----- PROVIDED DATA -----

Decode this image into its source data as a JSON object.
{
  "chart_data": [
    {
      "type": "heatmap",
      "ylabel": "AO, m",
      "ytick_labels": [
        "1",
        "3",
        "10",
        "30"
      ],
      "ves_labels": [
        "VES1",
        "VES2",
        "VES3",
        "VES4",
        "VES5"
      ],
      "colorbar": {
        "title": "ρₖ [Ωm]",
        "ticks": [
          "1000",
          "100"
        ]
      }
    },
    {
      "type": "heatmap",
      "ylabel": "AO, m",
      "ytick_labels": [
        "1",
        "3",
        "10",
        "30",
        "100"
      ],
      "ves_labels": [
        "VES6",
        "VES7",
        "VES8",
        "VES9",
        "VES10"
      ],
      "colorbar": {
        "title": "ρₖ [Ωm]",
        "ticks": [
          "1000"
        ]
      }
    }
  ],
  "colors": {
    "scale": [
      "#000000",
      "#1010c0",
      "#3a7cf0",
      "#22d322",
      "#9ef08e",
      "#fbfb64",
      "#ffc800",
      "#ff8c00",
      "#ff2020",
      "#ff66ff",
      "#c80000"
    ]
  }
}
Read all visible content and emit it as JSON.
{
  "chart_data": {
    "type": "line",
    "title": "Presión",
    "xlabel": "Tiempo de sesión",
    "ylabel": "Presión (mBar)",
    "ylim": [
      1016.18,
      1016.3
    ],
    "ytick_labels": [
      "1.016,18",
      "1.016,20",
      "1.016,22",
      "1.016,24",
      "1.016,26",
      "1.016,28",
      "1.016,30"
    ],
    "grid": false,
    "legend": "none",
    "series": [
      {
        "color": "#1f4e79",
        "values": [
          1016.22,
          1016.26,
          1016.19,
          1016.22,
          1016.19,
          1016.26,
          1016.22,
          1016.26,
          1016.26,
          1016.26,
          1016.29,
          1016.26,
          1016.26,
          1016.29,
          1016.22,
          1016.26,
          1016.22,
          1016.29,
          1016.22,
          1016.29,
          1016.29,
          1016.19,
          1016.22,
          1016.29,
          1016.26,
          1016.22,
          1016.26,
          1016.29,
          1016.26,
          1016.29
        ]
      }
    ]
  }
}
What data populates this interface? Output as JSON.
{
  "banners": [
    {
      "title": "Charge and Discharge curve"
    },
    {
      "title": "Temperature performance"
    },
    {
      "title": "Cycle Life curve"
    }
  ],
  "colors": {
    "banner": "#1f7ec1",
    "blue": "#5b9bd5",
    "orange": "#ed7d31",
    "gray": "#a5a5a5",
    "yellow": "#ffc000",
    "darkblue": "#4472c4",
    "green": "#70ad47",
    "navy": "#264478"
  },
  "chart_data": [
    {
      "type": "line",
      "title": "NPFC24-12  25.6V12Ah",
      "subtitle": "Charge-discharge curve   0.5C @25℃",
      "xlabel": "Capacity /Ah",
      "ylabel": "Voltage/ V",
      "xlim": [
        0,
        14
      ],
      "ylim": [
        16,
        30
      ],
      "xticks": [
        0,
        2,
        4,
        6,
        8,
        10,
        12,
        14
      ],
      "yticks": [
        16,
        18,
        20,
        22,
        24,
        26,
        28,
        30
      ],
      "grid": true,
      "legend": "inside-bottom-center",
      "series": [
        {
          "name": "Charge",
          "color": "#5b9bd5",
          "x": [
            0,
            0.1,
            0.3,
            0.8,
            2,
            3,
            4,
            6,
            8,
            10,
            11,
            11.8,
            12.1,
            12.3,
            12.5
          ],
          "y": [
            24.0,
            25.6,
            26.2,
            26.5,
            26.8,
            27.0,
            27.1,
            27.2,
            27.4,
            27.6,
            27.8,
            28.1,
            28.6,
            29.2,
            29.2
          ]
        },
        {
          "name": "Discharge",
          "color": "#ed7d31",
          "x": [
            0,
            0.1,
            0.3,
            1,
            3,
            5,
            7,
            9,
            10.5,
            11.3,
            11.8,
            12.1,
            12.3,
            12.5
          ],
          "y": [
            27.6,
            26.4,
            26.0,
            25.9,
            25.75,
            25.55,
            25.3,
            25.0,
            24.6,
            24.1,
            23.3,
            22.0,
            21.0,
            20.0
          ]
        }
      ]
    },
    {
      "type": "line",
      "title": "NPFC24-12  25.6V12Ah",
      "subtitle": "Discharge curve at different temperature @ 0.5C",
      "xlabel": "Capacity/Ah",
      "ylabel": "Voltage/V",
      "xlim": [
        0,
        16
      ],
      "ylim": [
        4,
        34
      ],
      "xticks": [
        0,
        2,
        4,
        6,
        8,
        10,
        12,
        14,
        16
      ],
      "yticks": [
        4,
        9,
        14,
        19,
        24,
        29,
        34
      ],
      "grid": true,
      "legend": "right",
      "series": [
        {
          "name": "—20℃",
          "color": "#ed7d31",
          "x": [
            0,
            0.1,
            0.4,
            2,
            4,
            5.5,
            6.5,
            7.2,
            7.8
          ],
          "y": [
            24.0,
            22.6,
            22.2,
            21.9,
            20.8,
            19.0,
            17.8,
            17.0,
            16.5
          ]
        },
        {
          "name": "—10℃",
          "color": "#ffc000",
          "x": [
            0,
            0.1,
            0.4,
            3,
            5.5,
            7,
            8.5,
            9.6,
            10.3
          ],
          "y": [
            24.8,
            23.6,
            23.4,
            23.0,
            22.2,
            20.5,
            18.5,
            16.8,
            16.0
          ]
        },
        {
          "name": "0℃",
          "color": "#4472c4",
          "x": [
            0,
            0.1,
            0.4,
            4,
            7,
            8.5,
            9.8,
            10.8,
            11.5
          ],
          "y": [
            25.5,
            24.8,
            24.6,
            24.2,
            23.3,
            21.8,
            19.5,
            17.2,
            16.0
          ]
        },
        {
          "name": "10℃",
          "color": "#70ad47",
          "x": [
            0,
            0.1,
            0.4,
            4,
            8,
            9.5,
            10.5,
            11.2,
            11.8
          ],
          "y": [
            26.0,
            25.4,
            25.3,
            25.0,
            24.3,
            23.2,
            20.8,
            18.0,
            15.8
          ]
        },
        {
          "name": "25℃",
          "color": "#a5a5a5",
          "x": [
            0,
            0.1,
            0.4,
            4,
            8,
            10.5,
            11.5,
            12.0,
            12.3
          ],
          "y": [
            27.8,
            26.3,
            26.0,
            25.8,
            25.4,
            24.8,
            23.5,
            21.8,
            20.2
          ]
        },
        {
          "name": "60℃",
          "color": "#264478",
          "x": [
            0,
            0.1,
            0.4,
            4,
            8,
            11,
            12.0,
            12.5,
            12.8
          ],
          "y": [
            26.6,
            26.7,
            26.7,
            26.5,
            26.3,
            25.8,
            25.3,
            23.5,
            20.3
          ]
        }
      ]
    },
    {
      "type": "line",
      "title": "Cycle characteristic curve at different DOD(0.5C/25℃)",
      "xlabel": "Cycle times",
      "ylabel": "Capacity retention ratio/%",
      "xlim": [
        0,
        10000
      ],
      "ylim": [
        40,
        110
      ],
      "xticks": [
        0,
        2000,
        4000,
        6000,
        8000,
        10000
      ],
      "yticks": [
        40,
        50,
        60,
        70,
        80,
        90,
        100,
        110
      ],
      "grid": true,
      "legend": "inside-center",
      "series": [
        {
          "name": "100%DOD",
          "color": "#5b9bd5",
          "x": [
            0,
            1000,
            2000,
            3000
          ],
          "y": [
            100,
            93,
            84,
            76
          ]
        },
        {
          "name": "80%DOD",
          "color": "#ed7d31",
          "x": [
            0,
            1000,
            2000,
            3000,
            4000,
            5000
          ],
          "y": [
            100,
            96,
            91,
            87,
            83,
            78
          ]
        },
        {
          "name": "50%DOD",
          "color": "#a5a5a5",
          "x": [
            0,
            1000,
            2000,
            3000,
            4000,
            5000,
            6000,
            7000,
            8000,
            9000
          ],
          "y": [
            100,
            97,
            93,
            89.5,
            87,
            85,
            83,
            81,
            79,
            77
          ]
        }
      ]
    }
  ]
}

-----

Above are the records. Copy every line in them holding "xlabel".

    "xlabel": "Tiempo de sesión",
      "xlabel": "Capacity /Ah",
      "xlabel": "Capacity/Ah",
      "xlabel": "Cycle times",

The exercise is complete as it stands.